— Written exercise —
Leave out the pictures, then reproduce the rest of the material exactly.

Collection entries:
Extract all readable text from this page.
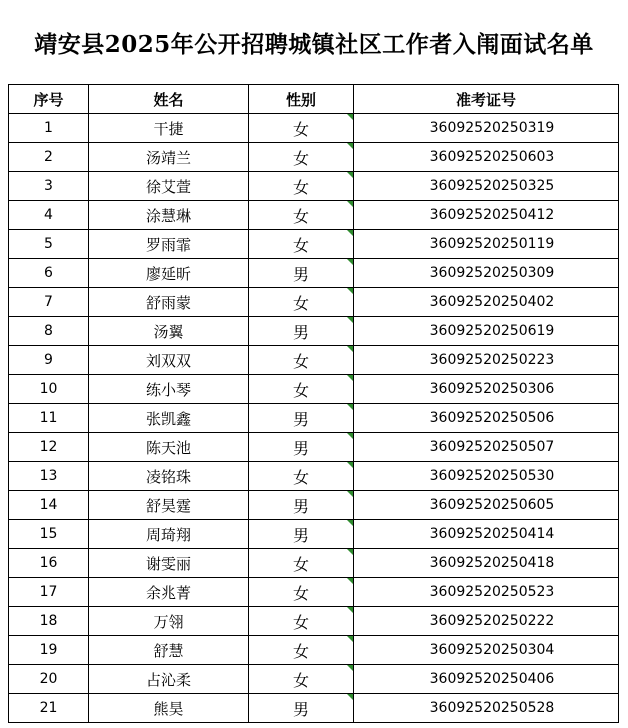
靖安县2025年公开招聘城镇社区工作者入闱面试名单
序号	姓名	性别	准考证号
1	干捷	女	36092520250319
2	汤靖兰	女	36092520250603
3	徐艾萱	女	36092520250325
4	涂慧琳	女	36092520250412
5	罗雨霏	女	36092520250119
6	廖延昕	男	36092520250309
7	舒雨蒙	女	36092520250402
8	汤翼	男	36092520250619
9	刘双双	女	36092520250223
10	练小琴	女	36092520250306
11	张凯鑫	男	36092520250506
12	陈天池	男	36092520250507
13	凌铭珠	女	36092520250530
14	舒昊霆	男	36092520250605
15	周琦翔	男	36092520250414
16	谢雯丽	女	36092520250418
17	余兆菁	女	36092520250523
18	万翎	女	36092520250222
19	舒慧	女	36092520250304
20	占沁柔	女	36092520250406
21	熊昊	男	36092520250528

— The result —
Extract all readable text from this page.
靖安县2025年公开招聘城镇社区工作者入闱面试名单
序号	姓名	性别	准考证号
1	干捷	女	36092520250319
2	汤靖兰	女	36092520250603
3	徐艾萱	女	36092520250325
4	涂慧琳	女	36092520250412
5	罗雨霏	女	36092520250119
6	廖延昕	男	36092520250309
7	舒雨蒙	女	36092520250402
8	汤翼	男	36092520250619
9	刘双双	女	36092520250223
10	练小琴	女	36092520250306
11	张凯鑫	男	36092520250506
12	陈天池	男	36092520250507
13	凌铭珠	女	36092520250530
14	舒昊霆	男	36092520250605
15	周琦翔	男	36092520250414
16	谢雯丽	女	36092520250418
17	余兆菁	女	36092520250523
18	万翎	女	36092520250222
19	舒慧	女	36092520250304
20	占沁柔	女	36092520250406
21	熊昊	男	36092520250528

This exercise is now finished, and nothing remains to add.